▸ Problem requirements
Select and copy out every line in the records containing "Diseases".

++++ Data for this exercise

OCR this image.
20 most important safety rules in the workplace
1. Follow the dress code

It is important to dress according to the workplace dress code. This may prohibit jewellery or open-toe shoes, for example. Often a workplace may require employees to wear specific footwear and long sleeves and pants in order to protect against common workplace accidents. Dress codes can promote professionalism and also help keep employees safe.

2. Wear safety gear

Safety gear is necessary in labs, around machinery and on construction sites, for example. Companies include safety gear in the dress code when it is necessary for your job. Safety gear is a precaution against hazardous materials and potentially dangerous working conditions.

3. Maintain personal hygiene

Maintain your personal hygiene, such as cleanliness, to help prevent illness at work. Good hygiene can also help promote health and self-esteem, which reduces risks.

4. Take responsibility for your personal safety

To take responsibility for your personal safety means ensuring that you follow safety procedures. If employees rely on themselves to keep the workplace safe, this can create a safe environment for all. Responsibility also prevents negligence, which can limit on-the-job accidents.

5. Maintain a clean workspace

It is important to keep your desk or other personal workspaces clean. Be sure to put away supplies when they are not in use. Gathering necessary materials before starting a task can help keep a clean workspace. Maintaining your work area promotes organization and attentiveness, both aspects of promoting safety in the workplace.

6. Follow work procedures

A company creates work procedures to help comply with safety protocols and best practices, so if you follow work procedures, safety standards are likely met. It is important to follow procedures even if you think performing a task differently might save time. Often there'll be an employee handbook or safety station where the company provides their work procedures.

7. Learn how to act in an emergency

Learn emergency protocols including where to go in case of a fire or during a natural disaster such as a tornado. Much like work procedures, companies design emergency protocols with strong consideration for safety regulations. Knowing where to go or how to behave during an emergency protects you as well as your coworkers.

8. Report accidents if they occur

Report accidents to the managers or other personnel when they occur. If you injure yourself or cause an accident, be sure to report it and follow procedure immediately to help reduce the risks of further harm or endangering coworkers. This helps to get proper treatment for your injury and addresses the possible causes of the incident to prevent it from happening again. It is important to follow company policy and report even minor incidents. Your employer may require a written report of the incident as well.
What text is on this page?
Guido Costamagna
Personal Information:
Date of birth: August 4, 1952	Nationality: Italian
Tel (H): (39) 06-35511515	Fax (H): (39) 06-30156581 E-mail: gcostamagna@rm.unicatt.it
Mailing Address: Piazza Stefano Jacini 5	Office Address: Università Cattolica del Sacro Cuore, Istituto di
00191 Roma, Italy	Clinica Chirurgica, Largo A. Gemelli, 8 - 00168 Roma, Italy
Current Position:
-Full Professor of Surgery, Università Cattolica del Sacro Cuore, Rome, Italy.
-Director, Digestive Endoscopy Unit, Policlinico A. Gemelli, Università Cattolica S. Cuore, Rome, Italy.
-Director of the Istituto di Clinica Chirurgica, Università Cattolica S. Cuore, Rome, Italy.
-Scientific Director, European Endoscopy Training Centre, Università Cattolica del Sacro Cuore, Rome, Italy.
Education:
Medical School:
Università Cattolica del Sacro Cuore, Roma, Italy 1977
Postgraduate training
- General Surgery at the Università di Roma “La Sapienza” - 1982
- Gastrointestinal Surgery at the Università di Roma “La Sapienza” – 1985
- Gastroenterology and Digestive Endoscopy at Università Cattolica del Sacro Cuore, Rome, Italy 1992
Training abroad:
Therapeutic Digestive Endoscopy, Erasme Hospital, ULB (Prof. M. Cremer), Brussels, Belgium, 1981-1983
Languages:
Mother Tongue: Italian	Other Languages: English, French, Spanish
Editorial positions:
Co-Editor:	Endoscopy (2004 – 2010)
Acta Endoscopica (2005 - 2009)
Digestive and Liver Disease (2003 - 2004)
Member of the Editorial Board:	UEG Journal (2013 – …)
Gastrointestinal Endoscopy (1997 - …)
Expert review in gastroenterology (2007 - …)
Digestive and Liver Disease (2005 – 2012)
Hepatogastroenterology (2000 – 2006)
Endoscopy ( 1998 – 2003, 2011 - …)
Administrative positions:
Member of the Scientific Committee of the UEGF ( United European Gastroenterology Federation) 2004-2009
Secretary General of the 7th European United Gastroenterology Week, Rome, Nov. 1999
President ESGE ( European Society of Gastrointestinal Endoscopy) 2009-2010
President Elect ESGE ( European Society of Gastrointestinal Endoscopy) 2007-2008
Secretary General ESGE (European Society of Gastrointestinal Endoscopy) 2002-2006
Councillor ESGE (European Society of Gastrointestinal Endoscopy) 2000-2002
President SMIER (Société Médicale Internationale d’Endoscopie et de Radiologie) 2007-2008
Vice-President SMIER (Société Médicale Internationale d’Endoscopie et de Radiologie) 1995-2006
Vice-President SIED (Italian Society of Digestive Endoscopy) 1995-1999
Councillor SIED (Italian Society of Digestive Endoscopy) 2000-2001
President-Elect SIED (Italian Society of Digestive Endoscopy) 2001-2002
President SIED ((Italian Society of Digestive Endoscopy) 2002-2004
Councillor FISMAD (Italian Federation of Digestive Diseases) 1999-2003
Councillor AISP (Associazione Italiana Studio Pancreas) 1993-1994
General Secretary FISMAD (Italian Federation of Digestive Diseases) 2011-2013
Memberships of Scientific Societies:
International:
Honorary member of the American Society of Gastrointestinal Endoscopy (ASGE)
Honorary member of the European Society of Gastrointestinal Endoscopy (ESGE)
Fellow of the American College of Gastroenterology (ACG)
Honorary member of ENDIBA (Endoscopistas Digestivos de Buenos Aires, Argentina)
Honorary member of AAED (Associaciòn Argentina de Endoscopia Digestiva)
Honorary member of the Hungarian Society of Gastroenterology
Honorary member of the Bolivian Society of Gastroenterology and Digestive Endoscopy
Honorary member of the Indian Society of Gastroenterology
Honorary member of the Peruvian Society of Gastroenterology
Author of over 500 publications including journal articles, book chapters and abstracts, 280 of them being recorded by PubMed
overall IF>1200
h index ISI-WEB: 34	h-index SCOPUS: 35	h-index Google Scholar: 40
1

++++++++

▸ Result
Councillor FISMAD (Italian Federation of Digestive Diseases) 1999-2003
General Secretary FISMAD (Italian Federation of Digestive Diseases) 2011-2013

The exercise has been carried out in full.